Extracted records
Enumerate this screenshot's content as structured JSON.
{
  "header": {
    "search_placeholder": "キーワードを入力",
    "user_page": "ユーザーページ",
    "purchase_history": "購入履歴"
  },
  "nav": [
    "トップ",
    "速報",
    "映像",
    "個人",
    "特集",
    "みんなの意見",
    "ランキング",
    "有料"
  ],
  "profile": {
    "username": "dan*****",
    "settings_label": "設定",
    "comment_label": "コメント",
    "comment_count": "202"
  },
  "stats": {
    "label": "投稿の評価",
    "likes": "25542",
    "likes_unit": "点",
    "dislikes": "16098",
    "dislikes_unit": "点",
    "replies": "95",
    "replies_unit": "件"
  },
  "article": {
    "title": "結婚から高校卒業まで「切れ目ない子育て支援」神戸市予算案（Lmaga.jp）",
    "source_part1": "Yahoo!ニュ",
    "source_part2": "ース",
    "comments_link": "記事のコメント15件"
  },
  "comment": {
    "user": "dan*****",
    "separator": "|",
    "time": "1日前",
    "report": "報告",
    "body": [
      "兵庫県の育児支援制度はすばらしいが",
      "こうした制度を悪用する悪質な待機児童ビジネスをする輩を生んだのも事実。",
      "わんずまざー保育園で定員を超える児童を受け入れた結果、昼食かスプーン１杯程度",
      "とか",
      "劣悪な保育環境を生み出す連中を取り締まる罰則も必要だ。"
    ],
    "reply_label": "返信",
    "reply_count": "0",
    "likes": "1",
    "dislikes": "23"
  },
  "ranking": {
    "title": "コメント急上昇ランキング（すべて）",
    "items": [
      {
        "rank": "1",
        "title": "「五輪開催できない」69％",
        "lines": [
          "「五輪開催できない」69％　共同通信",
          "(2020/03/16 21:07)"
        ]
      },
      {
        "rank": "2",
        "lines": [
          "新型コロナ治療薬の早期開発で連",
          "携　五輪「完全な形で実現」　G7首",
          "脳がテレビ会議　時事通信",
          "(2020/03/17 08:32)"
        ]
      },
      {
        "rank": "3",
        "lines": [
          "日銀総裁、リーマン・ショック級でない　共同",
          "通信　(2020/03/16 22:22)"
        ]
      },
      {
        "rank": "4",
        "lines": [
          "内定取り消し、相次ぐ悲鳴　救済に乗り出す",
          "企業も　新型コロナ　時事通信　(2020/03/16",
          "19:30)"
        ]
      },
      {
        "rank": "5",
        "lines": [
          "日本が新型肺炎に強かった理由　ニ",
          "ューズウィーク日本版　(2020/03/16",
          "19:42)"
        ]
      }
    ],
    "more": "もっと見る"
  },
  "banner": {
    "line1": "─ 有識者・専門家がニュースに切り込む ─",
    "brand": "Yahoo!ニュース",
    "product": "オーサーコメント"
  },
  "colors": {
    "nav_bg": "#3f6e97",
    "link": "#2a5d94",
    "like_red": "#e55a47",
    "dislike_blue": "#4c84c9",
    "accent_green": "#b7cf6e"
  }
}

TASK DIRECTIONS >> Without leaving anything out, give the entries again exactly.

WORKED ANSWER >>
Enumerate this screenshot's content as structured JSON.
{
  "header": {
    "search_placeholder": "キーワードを入力",
    "user_page": "ユーザーページ",
    "purchase_history": "購入履歴"
  },
  "nav": [
    "トップ",
    "速報",
    "映像",
    "個人",
    "特集",
    "みんなの意見",
    "ランキング",
    "有料"
  ],
  "profile": {
    "username": "dan*****",
    "settings_label": "設定",
    "comment_label": "コメント",
    "comment_count": "202"
  },
  "stats": {
    "label": "投稿の評価",
    "likes": "25542",
    "likes_unit": "点",
    "dislikes": "16098",
    "dislikes_unit": "点",
    "replies": "95",
    "replies_unit": "件"
  },
  "article": {
    "title": "結婚から高校卒業まで「切れ目ない子育て支援」神戸市予算案（Lmaga.jp）",
    "source_part1": "Yahoo!ニュ",
    "source_part2": "ース",
    "comments_link": "記事のコメント15件"
  },
  "comment": {
    "user": "dan*****",
    "separator": "|",
    "time": "1日前",
    "report": "報告",
    "body": [
      "兵庫県の育児支援制度はすばらしいが",
      "こうした制度を悪用する悪質な待機児童ビジネスをする輩を生んだのも事実。",
      "わんずまざー保育園で定員を超える児童を受け入れた結果、昼食かスプーン１杯程度",
      "とか",
      "劣悪な保育環境を生み出す連中を取り締まる罰則も必要だ。"
    ],
    "reply_label": "返信",
    "reply_count": "0",
    "likes": "1",
    "dislikes": "23"
  },
  "ranking": {
    "title": "コメント急上昇ランキング（すべて）",
    "items": [
      {
        "rank": "1",
        "title": "「五輪開催できない」69％",
        "lines": [
          "「五輪開催できない」69％　共同通信",
          "(2020/03/16 21:07)"
        ]
      },
      {
        "rank": "2",
        "lines": [
          "新型コロナ治療薬の早期開発で連",
          "携　五輪「完全な形で実現」　G7首",
          "脳がテレビ会議　時事通信",
          "(2020/03/17 08:32)"
        ]
      },
      {
        "rank": "3",
        "lines": [
          "日銀総裁、リーマン・ショック級でない　共同",
          "通信　(2020/03/16 22:22)"
        ]
      },
      {
        "rank": "4",
        "lines": [
          "内定取り消し、相次ぐ悲鳴　救済に乗り出す",
          "企業も　新型コロナ　時事通信　(2020/03/16",
          "19:30)"
        ]
      },
      {
        "rank": "5",
        "lines": [
          "日本が新型肺炎に強かった理由　ニ",
          "ューズウィーク日本版　(2020/03/16",
          "19:42)"
        ]
      }
    ],
    "more": "もっと見る"
  },
  "banner": {
    "line1": "─ 有識者・専門家がニュースに切り込む ─",
    "brand": "Yahoo!ニュース",
    "product": "オーサーコメント"
  },
  "colors": {
    "nav_bg": "#3f6e97",
    "link": "#2a5d94",
    "like_red": "#e55a47",
    "dislike_blue": "#4c84c9",
    "accent_green": "#b7cf6e"
  }
}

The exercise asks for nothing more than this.